# [Dataset records]
---*---
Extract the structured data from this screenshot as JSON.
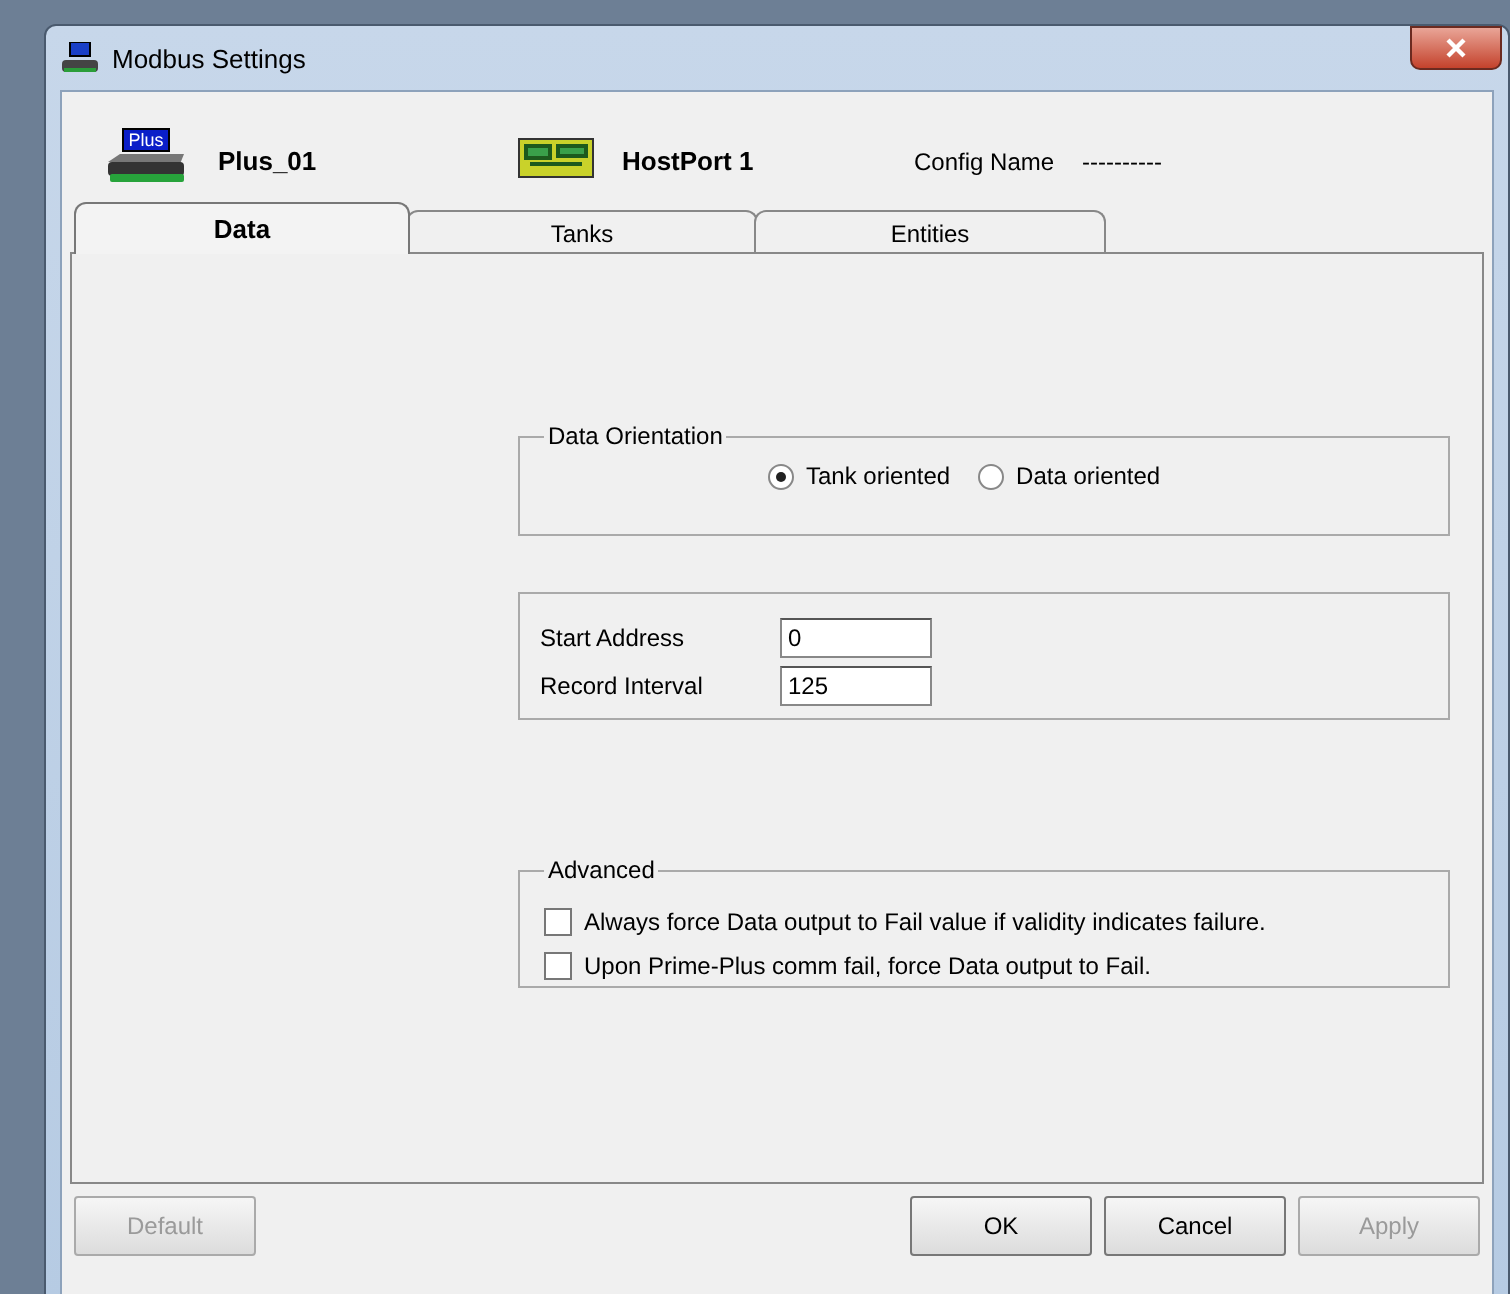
{
  "window": {
    "title": "Modbus Settings"
  },
  "header": {
    "device_badge": "Plus",
    "device": "Plus_01",
    "port": "HostPort 1",
    "config_label": "Config Name",
    "config_value": "----------"
  },
  "tabs": [
    {
      "label": "Data",
      "selected": true
    },
    {
      "label": "Tanks",
      "selected": false
    },
    {
      "label": "Entities",
      "selected": false
    }
  ],
  "orientation": {
    "title": "Data Orientation",
    "options": [
      {
        "label": "Tank oriented",
        "selected": true
      },
      {
        "label": "Data oriented",
        "selected": false
      }
    ]
  },
  "fields": [
    {
      "label": "Start Address",
      "value": "0"
    },
    {
      "label": "Record Interval",
      "value": "125"
    }
  ],
  "advanced": {
    "title": "Advanced",
    "options": [
      {
        "label": "Always force Data output to Fail value if validity indicates failure.",
        "checked": false
      },
      {
        "label": "Upon Prime-Plus comm fail, force Data output to Fail.",
        "checked": false
      }
    ]
  },
  "buttons": [
    {
      "label": "Default",
      "disabled": true
    },
    {
      "label": "OK",
      "disabled": false
    },
    {
      "label": "Cancel",
      "disabled": false
    },
    {
      "label": "Apply",
      "disabled": true
    }
  ]
}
---*---
# [DO THIS]
Without the pictures, write out all of the material exactly.

# [FULL SOLUTION]
Extract the structured data from this screenshot as JSON.
{
  "window": {
    "title": "Modbus Settings"
  },
  "header": {
    "device_badge": "Plus",
    "device": "Plus_01",
    "port": "HostPort 1",
    "config_label": "Config Name",
    "config_value": "----------"
  },
  "tabs": [
    {
      "label": "Data",
      "selected": true
    },
    {
      "label": "Tanks",
      "selected": false
    },
    {
      "label": "Entities",
      "selected": false
    }
  ],
  "orientation": {
    "title": "Data Orientation",
    "options": [
      {
        "label": "Tank oriented",
        "selected": true
      },
      {
        "label": "Data oriented",
        "selected": false
      }
    ]
  },
  "fields": [
    {
      "label": "Start Address",
      "value": "0"
    },
    {
      "label": "Record Interval",
      "value": "125"
    }
  ],
  "advanced": {
    "title": "Advanced",
    "options": [
      {
        "label": "Always force Data output to Fail value if validity indicates failure.",
        "checked": false
      },
      {
        "label": "Upon Prime-Plus comm fail, force Data output to Fail.",
        "checked": false
      }
    ]
  },
  "buttons": [
    {
      "label": "Default",
      "disabled": true
    },
    {
      "label": "OK",
      "disabled": false
    },
    {
      "label": "Cancel",
      "disabled": false
    },
    {
      "label": "Apply",
      "disabled": true
    }
  ]
}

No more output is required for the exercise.